Required work — Reproduce the lines of the records below verbatim.

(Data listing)
####

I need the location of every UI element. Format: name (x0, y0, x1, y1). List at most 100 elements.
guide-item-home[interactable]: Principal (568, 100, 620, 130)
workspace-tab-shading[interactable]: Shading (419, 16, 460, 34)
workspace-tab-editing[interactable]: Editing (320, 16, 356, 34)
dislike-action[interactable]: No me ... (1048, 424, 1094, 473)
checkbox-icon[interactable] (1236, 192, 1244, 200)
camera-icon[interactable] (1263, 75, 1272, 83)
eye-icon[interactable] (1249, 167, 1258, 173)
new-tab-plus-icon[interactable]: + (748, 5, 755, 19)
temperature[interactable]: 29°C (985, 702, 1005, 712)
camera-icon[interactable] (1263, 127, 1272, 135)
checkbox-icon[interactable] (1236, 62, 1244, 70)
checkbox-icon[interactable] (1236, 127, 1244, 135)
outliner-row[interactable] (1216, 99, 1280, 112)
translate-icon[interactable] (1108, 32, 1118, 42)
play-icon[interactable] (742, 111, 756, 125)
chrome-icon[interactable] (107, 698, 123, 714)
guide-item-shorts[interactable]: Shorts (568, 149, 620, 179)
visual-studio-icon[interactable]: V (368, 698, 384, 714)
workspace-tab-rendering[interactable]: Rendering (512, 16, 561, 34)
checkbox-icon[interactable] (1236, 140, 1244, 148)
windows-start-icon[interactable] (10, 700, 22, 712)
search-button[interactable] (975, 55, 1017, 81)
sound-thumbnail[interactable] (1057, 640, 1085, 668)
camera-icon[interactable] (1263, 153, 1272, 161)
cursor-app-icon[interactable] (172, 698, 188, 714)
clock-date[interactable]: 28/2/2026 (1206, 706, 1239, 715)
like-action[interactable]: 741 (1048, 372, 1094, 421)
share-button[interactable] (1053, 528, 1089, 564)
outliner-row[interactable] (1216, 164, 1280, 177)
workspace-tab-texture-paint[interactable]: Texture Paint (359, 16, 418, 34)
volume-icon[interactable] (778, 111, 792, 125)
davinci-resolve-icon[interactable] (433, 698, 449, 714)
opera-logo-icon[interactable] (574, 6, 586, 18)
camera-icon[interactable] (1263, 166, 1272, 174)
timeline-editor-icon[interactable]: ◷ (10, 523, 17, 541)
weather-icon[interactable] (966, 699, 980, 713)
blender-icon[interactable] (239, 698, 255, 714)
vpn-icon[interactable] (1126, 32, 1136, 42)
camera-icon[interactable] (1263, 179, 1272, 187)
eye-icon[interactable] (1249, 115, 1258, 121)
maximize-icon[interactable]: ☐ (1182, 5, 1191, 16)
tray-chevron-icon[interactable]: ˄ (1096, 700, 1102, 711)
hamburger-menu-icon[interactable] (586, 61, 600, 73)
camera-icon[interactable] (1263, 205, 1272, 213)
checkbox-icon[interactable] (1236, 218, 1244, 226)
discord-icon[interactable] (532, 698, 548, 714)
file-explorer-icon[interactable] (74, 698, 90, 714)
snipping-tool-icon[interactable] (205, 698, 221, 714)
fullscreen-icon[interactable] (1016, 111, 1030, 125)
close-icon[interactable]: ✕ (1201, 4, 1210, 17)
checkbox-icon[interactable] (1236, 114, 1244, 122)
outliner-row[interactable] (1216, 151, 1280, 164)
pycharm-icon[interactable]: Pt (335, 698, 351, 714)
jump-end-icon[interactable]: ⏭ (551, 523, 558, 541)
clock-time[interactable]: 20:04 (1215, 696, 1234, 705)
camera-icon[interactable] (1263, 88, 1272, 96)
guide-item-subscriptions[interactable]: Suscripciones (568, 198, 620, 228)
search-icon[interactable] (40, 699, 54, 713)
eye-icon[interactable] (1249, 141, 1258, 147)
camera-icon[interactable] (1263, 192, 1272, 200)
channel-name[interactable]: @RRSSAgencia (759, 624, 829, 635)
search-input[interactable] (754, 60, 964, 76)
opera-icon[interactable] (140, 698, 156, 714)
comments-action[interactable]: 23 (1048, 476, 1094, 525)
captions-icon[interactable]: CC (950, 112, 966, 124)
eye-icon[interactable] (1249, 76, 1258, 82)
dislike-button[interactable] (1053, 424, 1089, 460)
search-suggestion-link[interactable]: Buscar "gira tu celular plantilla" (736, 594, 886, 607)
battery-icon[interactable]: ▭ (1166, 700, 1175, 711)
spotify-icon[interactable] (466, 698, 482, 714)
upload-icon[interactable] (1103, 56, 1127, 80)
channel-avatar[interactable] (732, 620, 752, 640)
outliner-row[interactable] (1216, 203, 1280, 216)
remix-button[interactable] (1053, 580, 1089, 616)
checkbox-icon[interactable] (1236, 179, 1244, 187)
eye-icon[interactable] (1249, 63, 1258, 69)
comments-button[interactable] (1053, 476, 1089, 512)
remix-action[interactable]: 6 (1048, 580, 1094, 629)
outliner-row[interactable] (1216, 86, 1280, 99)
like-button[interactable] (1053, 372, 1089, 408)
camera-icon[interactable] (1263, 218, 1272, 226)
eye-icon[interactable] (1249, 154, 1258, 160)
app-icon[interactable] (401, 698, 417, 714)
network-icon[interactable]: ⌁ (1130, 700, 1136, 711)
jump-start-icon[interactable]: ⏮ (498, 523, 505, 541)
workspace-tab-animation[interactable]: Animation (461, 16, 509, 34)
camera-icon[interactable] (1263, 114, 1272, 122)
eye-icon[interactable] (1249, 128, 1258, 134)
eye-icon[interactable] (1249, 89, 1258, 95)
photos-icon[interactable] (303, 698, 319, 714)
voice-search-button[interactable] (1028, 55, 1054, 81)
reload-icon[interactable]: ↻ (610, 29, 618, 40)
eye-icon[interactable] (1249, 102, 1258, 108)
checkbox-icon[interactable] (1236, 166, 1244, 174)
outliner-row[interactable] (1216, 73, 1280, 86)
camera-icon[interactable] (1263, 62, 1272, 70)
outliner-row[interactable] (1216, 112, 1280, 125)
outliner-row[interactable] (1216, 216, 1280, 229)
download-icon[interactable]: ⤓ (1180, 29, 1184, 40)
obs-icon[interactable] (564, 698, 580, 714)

####

Task result —
I need the location of every UI element. Format: name (x0, y0, x1, y1). List at most 100 elements.
guide-item-home[interactable]: Principal (568, 100, 620, 130)
workspace-tab-shading[interactable]: Shading (419, 16, 460, 34)
workspace-tab-editing[interactable]: Editing (320, 16, 356, 34)
dislike-action[interactable]: No me ... (1048, 424, 1094, 473)
checkbox-icon[interactable] (1236, 192, 1244, 200)
camera-icon[interactable] (1263, 75, 1272, 83)
eye-icon[interactable] (1249, 167, 1258, 173)
new-tab-plus-icon[interactable]: + (748, 5, 755, 19)
temperature[interactable]: 29°C (985, 702, 1005, 712)
camera-icon[interactable] (1263, 127, 1272, 135)
checkbox-icon[interactable] (1236, 62, 1244, 70)
checkbox-icon[interactable] (1236, 127, 1244, 135)
outliner-row[interactable] (1216, 99, 1280, 112)
translate-icon[interactable] (1108, 32, 1118, 42)
play-icon[interactable] (742, 111, 756, 125)
chrome-icon[interactable] (107, 698, 123, 714)
guide-item-shorts[interactable]: Shorts (568, 149, 620, 179)
visual-studio-icon[interactable]: V (368, 698, 384, 714)
workspace-tab-rendering[interactable]: Rendering (512, 16, 561, 34)
checkbox-icon[interactable] (1236, 140, 1244, 148)
windows-start-icon[interactable] (10, 700, 22, 712)
search-button[interactable] (975, 55, 1017, 81)
sound-thumbnail[interactable] (1057, 640, 1085, 668)
camera-icon[interactable] (1263, 153, 1272, 161)
cursor-app-icon[interactable] (172, 698, 188, 714)
clock-date[interactable]: 28/2/2026 (1206, 706, 1239, 715)
like-action[interactable]: 741 (1048, 372, 1094, 421)
share-button[interactable] (1053, 528, 1089, 564)
outliner-row[interactable] (1216, 164, 1280, 177)
workspace-tab-texture-paint[interactable]: Texture Paint (359, 16, 418, 34)
volume-icon[interactable] (778, 111, 792, 125)
davinci-resolve-icon[interactable] (433, 698, 449, 714)
opera-logo-icon[interactable] (574, 6, 586, 18)
camera-icon[interactable] (1263, 166, 1272, 174)
timeline-editor-icon[interactable]: ◷ (10, 523, 17, 541)
weather-icon[interactable] (966, 699, 980, 713)
blender-icon[interactable] (239, 698, 255, 714)
vpn-icon[interactable] (1126, 32, 1136, 42)
camera-icon[interactable] (1263, 179, 1272, 187)
eye-icon[interactable] (1249, 115, 1258, 121)
maximize-icon[interactable]: ☐ (1182, 5, 1191, 16)
tray-chevron-icon[interactable]: ˄ (1096, 700, 1102, 711)
hamburger-menu-icon[interactable] (586, 61, 600, 73)
camera-icon[interactable] (1263, 205, 1272, 213)
checkbox-icon[interactable] (1236, 218, 1244, 226)
discord-icon[interactable] (532, 698, 548, 714)
file-explorer-icon[interactable] (74, 698, 90, 714)
snipping-tool-icon[interactable] (205, 698, 221, 714)
fullscreen-icon[interactable] (1016, 111, 1030, 125)
close-icon[interactable]: ✕ (1201, 4, 1210, 17)
checkbox-icon[interactable] (1236, 114, 1244, 122)
outliner-row[interactable] (1216, 151, 1280, 164)
pycharm-icon[interactable]: Pt (335, 698, 351, 714)
jump-end-icon[interactable]: ⏭ (551, 523, 558, 541)
clock-time[interactable]: 20:04 (1215, 696, 1234, 705)
camera-icon[interactable] (1263, 88, 1272, 96)
guide-item-subscriptions[interactable]: Suscripciones (568, 198, 620, 228)
search-icon[interactable] (40, 699, 54, 713)
eye-icon[interactable] (1249, 141, 1258, 147)
camera-icon[interactable] (1263, 192, 1272, 200)
channel-name[interactable]: @RRSSAgencia (759, 624, 829, 635)
search-input[interactable] (754, 60, 964, 76)
opera-icon[interactable] (140, 698, 156, 714)
comments-action[interactable]: 23 (1048, 476, 1094, 525)
captions-icon[interactable]: CC (950, 112, 966, 124)
eye-icon[interactable] (1249, 76, 1258, 82)
dislike-button[interactable] (1053, 424, 1089, 460)
search-suggestion-link[interactable]: Buscar "gira tu celular plantilla" (736, 594, 886, 607)
battery-icon[interactable]: ▭ (1166, 700, 1175, 711)
spotify-icon[interactable] (466, 698, 482, 714)
upload-icon[interactable] (1103, 56, 1127, 80)
channel-avatar[interactable] (732, 620, 752, 640)
outliner-row[interactable] (1216, 203, 1280, 216)
remix-button[interactable] (1053, 580, 1089, 616)
checkbox-icon[interactable] (1236, 179, 1244, 187)
eye-icon[interactable] (1249, 63, 1258, 69)
comments-button[interactable] (1053, 476, 1089, 512)
remix-action[interactable]: 6 (1048, 580, 1094, 629)
outliner-row[interactable] (1216, 86, 1280, 99)
like-button[interactable] (1053, 372, 1089, 408)
camera-icon[interactable] (1263, 218, 1272, 226)
eye-icon[interactable] (1249, 154, 1258, 160)
app-icon[interactable] (401, 698, 417, 714)
network-icon[interactable]: ⌁ (1130, 700, 1136, 711)
jump-start-icon[interactable]: ⏮ (498, 523, 505, 541)
workspace-tab-animation[interactable]: Animation (461, 16, 509, 34)
camera-icon[interactable] (1263, 114, 1272, 122)
eye-icon[interactable] (1249, 128, 1258, 134)
eye-icon[interactable] (1249, 89, 1258, 95)
photos-icon[interactable] (303, 698, 319, 714)
voice-search-button[interactable] (1028, 55, 1054, 81)
reload-icon[interactable]: ↻ (610, 29, 618, 40)
eye-icon[interactable] (1249, 102, 1258, 108)
checkbox-icon[interactable] (1236, 166, 1244, 174)
outliner-row[interactable] (1216, 73, 1280, 86)
camera-icon[interactable] (1263, 62, 1272, 70)
outliner-row[interactable] (1216, 112, 1280, 125)
outliner-row[interactable] (1216, 216, 1280, 229)
download-icon[interactable]: ⤓ (1180, 29, 1184, 40)
obs-icon[interactable] (564, 698, 580, 714)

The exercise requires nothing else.